> **What you need to do**:
Take from the listing each line that has the string "emoji".

═══

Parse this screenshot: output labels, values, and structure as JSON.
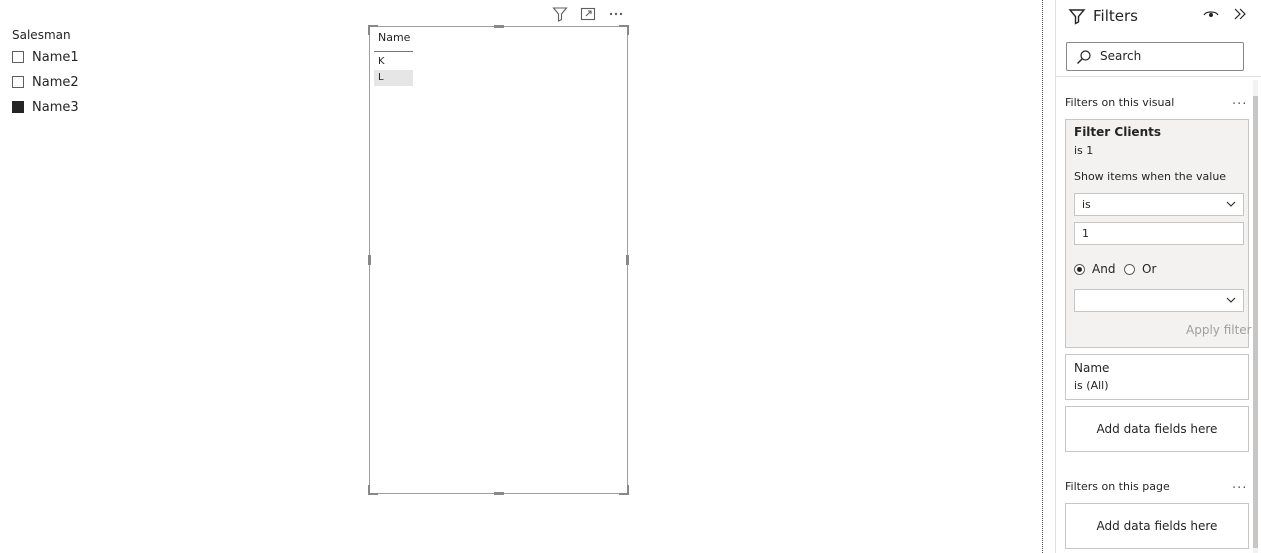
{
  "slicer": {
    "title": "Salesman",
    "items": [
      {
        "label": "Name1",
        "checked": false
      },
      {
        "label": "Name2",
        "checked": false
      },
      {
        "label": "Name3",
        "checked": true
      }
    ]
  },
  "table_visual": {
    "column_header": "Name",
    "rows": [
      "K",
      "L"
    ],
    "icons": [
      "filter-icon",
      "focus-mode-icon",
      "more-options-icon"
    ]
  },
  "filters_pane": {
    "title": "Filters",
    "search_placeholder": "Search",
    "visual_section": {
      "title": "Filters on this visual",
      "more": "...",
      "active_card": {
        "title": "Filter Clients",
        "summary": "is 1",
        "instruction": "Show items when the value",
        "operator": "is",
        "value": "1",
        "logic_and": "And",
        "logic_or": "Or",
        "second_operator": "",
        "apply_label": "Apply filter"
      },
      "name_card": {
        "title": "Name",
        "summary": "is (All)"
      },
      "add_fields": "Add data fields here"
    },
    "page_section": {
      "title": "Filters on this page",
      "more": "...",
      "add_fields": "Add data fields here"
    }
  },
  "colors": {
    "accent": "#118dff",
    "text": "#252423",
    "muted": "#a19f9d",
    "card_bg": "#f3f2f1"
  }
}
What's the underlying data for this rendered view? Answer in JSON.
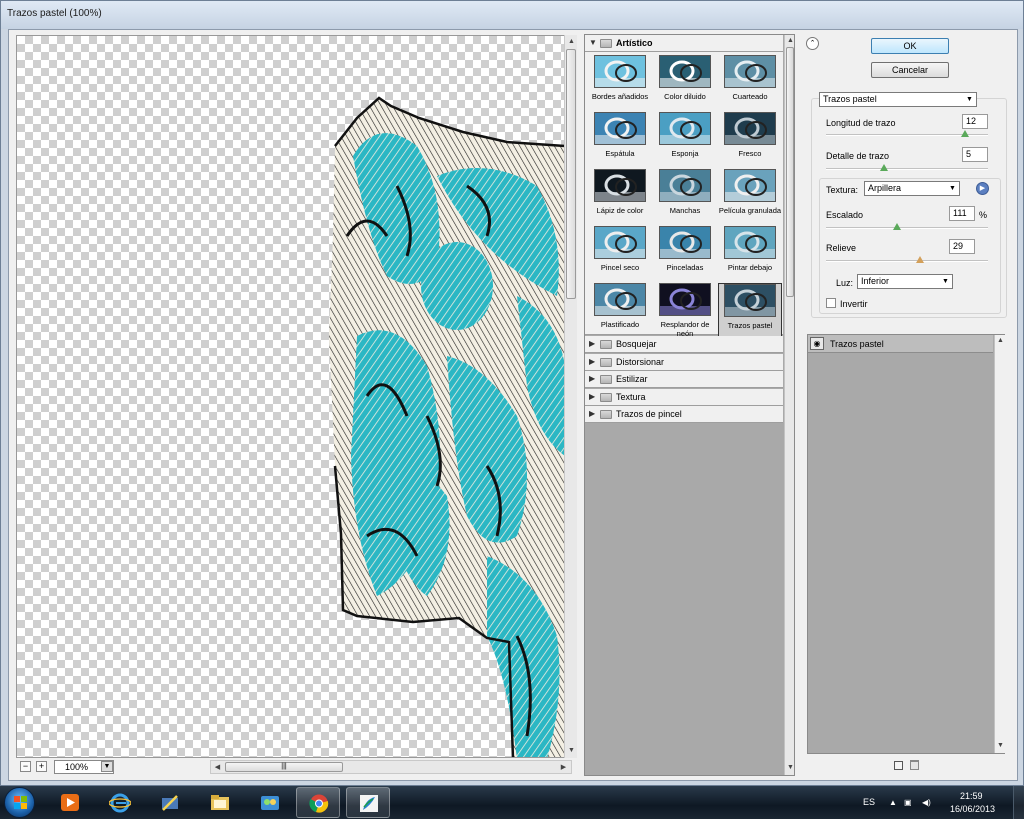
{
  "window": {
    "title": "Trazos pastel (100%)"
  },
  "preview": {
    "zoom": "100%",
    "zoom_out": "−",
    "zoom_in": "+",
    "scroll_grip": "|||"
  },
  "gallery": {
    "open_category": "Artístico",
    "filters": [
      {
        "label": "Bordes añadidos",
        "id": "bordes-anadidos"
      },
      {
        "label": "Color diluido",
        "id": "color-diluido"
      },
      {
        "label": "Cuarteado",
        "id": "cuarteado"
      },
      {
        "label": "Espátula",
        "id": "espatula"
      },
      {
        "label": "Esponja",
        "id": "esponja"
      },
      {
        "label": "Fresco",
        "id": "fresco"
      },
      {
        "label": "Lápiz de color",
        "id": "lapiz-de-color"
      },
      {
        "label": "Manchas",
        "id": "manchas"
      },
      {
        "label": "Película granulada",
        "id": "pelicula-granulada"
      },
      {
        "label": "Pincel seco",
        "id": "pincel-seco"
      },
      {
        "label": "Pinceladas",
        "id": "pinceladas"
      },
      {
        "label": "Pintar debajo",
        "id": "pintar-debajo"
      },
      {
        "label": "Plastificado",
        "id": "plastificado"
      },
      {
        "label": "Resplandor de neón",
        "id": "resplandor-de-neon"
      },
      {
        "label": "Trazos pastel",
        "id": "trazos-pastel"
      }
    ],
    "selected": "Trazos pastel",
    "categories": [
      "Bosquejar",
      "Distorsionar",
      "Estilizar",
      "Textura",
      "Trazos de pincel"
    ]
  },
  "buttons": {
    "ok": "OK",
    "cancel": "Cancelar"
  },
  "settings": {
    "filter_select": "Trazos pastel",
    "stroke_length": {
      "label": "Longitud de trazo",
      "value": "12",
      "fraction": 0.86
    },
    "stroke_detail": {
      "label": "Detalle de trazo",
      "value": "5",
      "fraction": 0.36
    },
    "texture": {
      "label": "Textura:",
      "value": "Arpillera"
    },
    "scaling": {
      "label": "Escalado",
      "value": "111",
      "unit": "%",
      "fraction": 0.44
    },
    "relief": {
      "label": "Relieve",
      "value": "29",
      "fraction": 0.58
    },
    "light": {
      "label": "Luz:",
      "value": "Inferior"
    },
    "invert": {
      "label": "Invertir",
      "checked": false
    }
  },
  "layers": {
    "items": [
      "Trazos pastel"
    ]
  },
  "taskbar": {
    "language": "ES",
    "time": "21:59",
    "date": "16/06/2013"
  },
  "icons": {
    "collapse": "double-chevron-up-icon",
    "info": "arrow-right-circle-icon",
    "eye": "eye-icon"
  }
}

═══

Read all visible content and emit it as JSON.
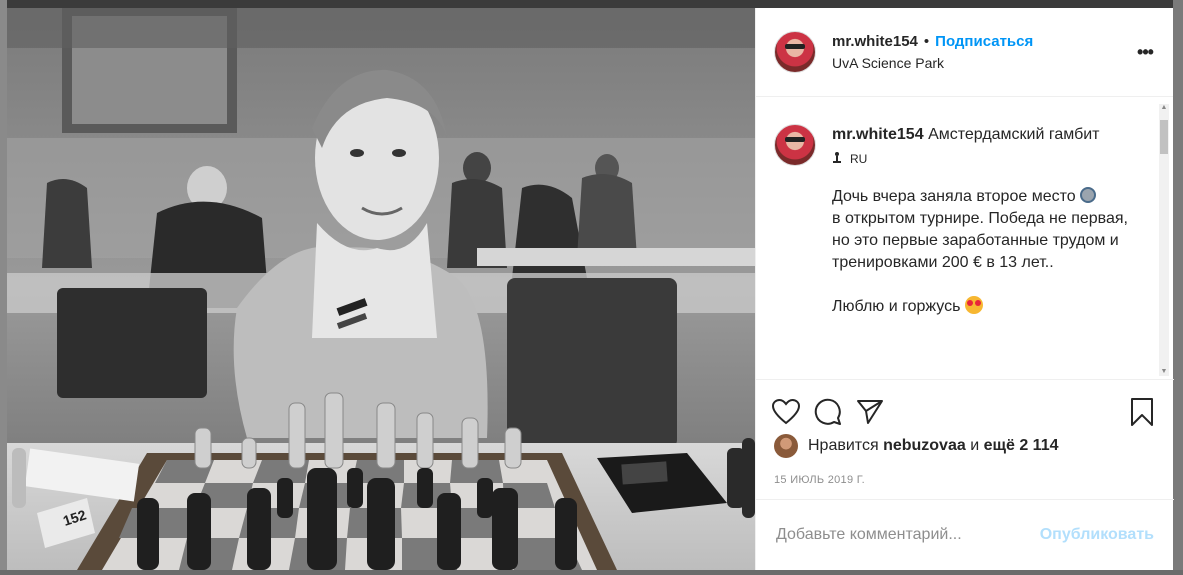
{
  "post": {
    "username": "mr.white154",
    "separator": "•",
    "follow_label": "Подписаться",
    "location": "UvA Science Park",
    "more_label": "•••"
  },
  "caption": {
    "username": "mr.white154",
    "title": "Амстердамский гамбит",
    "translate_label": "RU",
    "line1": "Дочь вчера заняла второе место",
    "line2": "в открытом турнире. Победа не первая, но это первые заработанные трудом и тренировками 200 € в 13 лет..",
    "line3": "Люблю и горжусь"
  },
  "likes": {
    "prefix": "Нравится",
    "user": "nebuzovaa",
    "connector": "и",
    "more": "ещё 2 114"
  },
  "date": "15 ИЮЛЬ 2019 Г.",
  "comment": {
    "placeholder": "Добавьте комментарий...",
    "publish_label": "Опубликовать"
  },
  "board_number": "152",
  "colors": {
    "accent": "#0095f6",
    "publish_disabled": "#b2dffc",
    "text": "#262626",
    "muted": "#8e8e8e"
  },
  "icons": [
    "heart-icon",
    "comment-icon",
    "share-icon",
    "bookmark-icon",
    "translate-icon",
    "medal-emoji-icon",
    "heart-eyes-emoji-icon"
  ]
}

═══

> **Correct output**:
    "medal-emoji-icon",
    "heart-eyes-emoji-icon"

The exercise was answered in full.